- **Data for analysis**:
# # # # # # #

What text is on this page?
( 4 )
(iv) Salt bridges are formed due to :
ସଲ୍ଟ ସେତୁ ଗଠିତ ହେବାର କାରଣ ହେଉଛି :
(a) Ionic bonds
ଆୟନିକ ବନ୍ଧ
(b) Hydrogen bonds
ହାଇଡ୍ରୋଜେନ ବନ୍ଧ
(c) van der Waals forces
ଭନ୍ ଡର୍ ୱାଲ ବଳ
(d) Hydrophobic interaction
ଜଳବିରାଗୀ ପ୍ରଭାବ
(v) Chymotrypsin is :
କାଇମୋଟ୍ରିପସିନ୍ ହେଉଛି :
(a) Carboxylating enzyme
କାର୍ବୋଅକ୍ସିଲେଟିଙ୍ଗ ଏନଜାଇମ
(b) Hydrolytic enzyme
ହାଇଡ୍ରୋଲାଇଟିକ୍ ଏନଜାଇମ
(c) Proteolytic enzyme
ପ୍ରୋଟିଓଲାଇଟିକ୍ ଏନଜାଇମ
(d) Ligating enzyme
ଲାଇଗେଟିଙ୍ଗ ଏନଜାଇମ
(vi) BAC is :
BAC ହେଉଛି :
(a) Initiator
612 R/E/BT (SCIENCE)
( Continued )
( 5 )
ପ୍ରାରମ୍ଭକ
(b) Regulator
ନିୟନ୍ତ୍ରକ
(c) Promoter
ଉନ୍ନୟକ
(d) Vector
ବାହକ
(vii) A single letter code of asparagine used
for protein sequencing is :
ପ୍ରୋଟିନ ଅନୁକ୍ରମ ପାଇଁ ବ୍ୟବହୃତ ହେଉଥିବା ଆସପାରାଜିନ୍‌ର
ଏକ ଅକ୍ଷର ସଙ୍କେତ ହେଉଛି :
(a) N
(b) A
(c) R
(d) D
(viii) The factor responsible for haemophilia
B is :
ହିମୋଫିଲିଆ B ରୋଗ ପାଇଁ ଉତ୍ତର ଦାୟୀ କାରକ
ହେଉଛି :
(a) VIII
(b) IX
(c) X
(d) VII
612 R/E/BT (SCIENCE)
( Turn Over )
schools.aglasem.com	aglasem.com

# # # # # # #

- **Work required**: Line by line, retype the data exactly as written.

- **Solution**:
What text is on this page?
( 4 )
(iv) Salt bridges are formed due to :
ସଲ୍ଟ ସେତୁ ଗଠିତ ହେବାର କାରଣ ହେଉଛି :
(a) Ionic bonds
ଆୟନିକ ବନ୍ଧ
(b) Hydrogen bonds
ହାଇଡ୍ରୋଜେନ ବନ୍ଧ
(c) van der Waals forces
ଭନ୍ ଡର୍ ୱାଲ ବଳ
(d) Hydrophobic interaction
ଜଳବିରାଗୀ ପ୍ରଭାବ
(v) Chymotrypsin is :
କାଇମୋଟ୍ରିପସିନ୍ ହେଉଛି :
(a) Carboxylating enzyme
କାର୍ବୋଅକ୍ସିଲେଟିଙ୍ଗ ଏନଜାଇମ
(b) Hydrolytic enzyme
ହାଇଡ୍ରୋଲାଇଟିକ୍ ଏନଜାଇମ
(c) Proteolytic enzyme
ପ୍ରୋଟିଓଲାଇଟିକ୍ ଏନଜାଇମ
(d) Ligating enzyme
ଲାଇଗେଟିଙ୍ଗ ଏନଜାଇମ
(vi) BAC is :
BAC ହେଉଛି :
(a) Initiator
612 R/E/BT (SCIENCE)
( Continued )
( 5 )
ପ୍ରାରମ୍ଭକ
(b) Regulator
ନିୟନ୍ତ୍ରକ
(c) Promoter
ଉନ୍ନୟକ
(d) Vector
ବାହକ
(vii) A single letter code of asparagine used
for protein sequencing is :
ପ୍ରୋଟିନ ଅନୁକ୍ରମ ପାଇଁ ବ୍ୟବହୃତ ହେଉଥିବା ଆସପାରାଜିନ୍‌ର
ଏକ ଅକ୍ଷର ସଙ୍କେତ ହେଉଛି :
(a) N
(b) A
(c) R
(d) D
(viii) The factor responsible for haemophilia
B is :
ହିମୋଫିଲିଆ B ରୋଗ ପାଇଁ ଉତ୍ତର ଦାୟୀ କାରକ
ହେଉଛି :
(a) VIII
(b) IX
(c) X
(d) VII
612 R/E/BT (SCIENCE)
( Turn Over )
schools.aglasem.com	aglasem.com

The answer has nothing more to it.